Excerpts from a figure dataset
┄┄┄┄┄┄┄┄┄┄
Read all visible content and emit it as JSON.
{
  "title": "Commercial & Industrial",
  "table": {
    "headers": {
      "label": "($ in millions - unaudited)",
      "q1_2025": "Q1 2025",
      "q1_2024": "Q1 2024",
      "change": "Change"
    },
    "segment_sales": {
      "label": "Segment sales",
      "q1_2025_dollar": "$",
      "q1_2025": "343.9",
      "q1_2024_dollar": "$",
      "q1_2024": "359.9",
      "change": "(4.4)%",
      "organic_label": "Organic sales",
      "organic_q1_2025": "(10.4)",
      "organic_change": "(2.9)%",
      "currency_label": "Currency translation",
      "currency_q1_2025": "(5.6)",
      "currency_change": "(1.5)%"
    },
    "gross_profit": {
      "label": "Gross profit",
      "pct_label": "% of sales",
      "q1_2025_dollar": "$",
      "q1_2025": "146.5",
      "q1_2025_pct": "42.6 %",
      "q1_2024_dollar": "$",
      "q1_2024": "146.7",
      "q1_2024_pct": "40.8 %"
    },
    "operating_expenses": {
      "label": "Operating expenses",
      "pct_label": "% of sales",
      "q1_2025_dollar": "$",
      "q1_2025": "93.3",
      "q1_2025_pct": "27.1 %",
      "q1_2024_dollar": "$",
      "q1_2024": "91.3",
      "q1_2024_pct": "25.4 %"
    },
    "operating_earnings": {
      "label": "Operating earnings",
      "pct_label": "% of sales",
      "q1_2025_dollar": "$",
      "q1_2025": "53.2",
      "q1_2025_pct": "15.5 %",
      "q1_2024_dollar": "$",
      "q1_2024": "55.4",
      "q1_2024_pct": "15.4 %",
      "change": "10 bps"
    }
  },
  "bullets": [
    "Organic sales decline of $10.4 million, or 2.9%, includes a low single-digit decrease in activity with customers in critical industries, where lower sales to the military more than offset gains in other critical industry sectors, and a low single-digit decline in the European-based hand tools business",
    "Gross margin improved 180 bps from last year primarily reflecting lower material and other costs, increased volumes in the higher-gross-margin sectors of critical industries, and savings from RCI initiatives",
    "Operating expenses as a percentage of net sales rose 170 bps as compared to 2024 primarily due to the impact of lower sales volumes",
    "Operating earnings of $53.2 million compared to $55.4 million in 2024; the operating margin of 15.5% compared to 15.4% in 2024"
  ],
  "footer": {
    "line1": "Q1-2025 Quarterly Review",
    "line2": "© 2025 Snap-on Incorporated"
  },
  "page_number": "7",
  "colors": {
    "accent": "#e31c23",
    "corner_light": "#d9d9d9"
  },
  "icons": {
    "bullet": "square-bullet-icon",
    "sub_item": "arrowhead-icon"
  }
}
┄┄┄┄┄┄┄┄┄┄
Print every record above exactly as written.

RESPONSE
Read all visible content and emit it as JSON.
{
  "title": "Commercial & Industrial",
  "table": {
    "headers": {
      "label": "($ in millions - unaudited)",
      "q1_2025": "Q1 2025",
      "q1_2024": "Q1 2024",
      "change": "Change"
    },
    "segment_sales": {
      "label": "Segment sales",
      "q1_2025_dollar": "$",
      "q1_2025": "343.9",
      "q1_2024_dollar": "$",
      "q1_2024": "359.9",
      "change": "(4.4)%",
      "organic_label": "Organic sales",
      "organic_q1_2025": "(10.4)",
      "organic_change": "(2.9)%",
      "currency_label": "Currency translation",
      "currency_q1_2025": "(5.6)",
      "currency_change": "(1.5)%"
    },
    "gross_profit": {
      "label": "Gross profit",
      "pct_label": "% of sales",
      "q1_2025_dollar": "$",
      "q1_2025": "146.5",
      "q1_2025_pct": "42.6 %",
      "q1_2024_dollar": "$",
      "q1_2024": "146.7",
      "q1_2024_pct": "40.8 %"
    },
    "operating_expenses": {
      "label": "Operating expenses",
      "pct_label": "% of sales",
      "q1_2025_dollar": "$",
      "q1_2025": "93.3",
      "q1_2025_pct": "27.1 %",
      "q1_2024_dollar": "$",
      "q1_2024": "91.3",
      "q1_2024_pct": "25.4 %"
    },
    "operating_earnings": {
      "label": "Operating earnings",
      "pct_label": "% of sales",
      "q1_2025_dollar": "$",
      "q1_2025": "53.2",
      "q1_2025_pct": "15.5 %",
      "q1_2024_dollar": "$",
      "q1_2024": "55.4",
      "q1_2024_pct": "15.4 %",
      "change": "10 bps"
    }
  },
  "bullets": [
    "Organic sales decline of $10.4 million, or 2.9%, includes a low single-digit decrease in activity with customers in critical industries, where lower sales to the military more than offset gains in other critical industry sectors, and a low single-digit decline in the European-based hand tools business",
    "Gross margin improved 180 bps from last year primarily reflecting lower material and other costs, increased volumes in the higher-gross-margin sectors of critical industries, and savings from RCI initiatives",
    "Operating expenses as a percentage of net sales rose 170 bps as compared to 2024 primarily due to the impact of lower sales volumes",
    "Operating earnings of $53.2 million compared to $55.4 million in 2024; the operating margin of 15.5% compared to 15.4% in 2024"
  ],
  "footer": {
    "line1": "Q1-2025 Quarterly Review",
    "line2": "© 2025 Snap-on Incorporated"
  },
  "page_number": "7",
  "colors": {
    "accent": "#e31c23",
    "corner_light": "#d9d9d9"
  },
  "icons": {
    "bullet": "square-bullet-icon",
    "sub_item": "arrowhead-icon"
  }
}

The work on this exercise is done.